AVAILABLE DATA:
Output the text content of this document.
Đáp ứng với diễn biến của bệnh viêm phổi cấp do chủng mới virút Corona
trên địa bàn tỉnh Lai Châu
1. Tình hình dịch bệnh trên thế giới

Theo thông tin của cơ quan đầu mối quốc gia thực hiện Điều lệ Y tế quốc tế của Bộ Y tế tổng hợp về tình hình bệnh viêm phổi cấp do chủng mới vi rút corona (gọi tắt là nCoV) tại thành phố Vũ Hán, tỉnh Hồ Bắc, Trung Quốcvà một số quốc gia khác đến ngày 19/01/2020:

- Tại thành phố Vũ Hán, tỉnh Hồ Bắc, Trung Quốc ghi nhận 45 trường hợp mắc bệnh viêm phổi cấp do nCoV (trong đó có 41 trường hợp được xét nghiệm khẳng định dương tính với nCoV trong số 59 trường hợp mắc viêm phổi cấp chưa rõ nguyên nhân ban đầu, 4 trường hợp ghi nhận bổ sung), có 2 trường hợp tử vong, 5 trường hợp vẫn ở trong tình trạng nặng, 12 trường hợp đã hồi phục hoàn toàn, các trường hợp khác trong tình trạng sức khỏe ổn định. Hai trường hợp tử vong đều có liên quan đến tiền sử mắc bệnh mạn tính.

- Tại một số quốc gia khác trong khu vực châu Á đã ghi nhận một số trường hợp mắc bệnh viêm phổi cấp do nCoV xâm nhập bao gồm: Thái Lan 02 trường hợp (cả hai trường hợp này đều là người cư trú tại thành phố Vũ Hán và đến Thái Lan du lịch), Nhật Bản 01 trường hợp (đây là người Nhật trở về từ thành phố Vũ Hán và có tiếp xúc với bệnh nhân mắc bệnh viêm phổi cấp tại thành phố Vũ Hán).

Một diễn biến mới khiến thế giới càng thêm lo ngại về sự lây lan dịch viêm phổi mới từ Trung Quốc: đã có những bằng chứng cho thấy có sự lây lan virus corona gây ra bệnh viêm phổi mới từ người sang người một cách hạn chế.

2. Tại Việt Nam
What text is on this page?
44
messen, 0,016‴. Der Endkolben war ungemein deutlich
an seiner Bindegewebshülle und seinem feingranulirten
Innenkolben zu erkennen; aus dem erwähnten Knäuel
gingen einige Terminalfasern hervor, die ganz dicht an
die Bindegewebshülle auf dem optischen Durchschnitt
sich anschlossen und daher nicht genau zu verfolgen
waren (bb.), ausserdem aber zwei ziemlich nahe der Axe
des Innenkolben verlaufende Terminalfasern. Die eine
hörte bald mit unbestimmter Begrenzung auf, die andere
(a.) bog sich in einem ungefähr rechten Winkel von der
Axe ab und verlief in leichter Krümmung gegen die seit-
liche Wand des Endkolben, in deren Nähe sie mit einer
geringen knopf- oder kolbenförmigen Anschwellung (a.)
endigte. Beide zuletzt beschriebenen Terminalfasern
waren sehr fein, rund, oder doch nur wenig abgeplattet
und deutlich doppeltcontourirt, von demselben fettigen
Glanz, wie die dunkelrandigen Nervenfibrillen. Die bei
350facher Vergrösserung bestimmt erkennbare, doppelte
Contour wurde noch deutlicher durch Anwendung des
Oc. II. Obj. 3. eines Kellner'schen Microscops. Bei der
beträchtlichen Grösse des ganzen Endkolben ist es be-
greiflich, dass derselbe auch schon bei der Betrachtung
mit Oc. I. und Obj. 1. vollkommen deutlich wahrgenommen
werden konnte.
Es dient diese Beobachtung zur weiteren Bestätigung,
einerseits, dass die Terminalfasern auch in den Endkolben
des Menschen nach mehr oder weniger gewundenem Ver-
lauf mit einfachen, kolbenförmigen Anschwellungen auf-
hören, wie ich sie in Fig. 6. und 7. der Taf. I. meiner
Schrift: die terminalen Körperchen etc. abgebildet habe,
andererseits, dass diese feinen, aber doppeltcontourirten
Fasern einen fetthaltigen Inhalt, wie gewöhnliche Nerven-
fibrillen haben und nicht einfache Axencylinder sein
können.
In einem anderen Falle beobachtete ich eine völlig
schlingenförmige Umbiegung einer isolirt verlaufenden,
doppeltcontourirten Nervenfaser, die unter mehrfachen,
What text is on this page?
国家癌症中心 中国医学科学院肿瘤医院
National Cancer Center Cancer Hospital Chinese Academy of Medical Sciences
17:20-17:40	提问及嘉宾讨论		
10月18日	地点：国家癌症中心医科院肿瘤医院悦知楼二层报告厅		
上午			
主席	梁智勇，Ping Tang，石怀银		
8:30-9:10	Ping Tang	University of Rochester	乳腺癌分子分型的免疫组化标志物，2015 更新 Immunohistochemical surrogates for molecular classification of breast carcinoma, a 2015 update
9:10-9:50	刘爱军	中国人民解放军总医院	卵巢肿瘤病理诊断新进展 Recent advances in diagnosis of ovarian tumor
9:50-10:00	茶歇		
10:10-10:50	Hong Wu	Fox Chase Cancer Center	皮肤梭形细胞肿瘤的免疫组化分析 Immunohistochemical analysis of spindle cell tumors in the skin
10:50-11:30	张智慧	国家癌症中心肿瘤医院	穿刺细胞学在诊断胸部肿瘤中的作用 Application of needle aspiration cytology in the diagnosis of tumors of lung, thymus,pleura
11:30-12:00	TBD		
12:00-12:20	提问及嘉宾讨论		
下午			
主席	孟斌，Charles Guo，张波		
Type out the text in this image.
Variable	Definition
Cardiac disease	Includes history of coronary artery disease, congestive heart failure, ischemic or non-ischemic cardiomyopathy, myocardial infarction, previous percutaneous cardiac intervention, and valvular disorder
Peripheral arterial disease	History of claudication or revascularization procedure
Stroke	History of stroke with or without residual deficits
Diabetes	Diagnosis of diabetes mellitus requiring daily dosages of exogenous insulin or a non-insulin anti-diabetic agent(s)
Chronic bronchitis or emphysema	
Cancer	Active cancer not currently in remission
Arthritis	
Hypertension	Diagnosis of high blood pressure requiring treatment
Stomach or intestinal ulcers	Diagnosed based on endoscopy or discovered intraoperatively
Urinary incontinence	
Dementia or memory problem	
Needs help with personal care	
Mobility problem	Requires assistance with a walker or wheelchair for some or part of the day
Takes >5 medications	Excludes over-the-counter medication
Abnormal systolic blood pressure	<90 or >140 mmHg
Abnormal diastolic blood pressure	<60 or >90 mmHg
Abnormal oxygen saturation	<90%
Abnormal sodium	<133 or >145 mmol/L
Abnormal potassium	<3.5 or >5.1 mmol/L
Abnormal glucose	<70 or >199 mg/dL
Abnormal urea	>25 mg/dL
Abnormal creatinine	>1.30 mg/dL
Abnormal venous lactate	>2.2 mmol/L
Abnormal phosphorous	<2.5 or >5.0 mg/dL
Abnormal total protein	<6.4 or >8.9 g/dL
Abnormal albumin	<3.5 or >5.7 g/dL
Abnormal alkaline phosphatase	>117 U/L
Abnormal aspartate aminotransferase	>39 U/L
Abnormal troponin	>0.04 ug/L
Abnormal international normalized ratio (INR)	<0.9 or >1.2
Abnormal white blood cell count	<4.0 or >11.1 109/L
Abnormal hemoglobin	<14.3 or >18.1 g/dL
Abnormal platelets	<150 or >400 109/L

REQUIREMENT: Where the string "trường" appears in a line of the listing, copy that line.

TASK OUTPUT:
- Tại thành phố Vũ Hán, tỉnh Hồ Bắc, Trung Quốc ghi nhận 45 trường hợp mắc bệnh viêm phổi cấp do nCoV (trong đó có 41 trường hợp được xét nghiệm khẳng định dương tính với nCoV trong số 59 trường hợp mắc viêm phổi cấp chưa rõ nguyên nhân ban đầu, 4 trường hợp ghi nhận bổ sung), có 2 trường hợp tử vong, 5 trường hợp vẫn ở trong tình trạng nặng, 12 trường hợp đã hồi phục hoàn toàn, các trường hợp khác trong tình trạng sức khỏe ổn định. Hai trường hợp tử vong đều có liên quan đến tiền sử mắc bệnh mạn tính.
- Tại một số quốc gia khác trong khu vực châu Á đã ghi nhận một số trường hợp mắc bệnh viêm phổi cấp do nCoV xâm nhập bao gồm: Thái Lan 02 trường hợp (cả hai trường hợp này đều là người cư trú tại thành phố Vũ Hán và đến Thái Lan du lịch), Nhật Bản 01 trường hợp (đây là người Nhật trở về từ thành phố Vũ Hán và có tiếp xúc với bệnh nhân mắc bệnh viêm phổi cấp tại thành phố Vũ Hán).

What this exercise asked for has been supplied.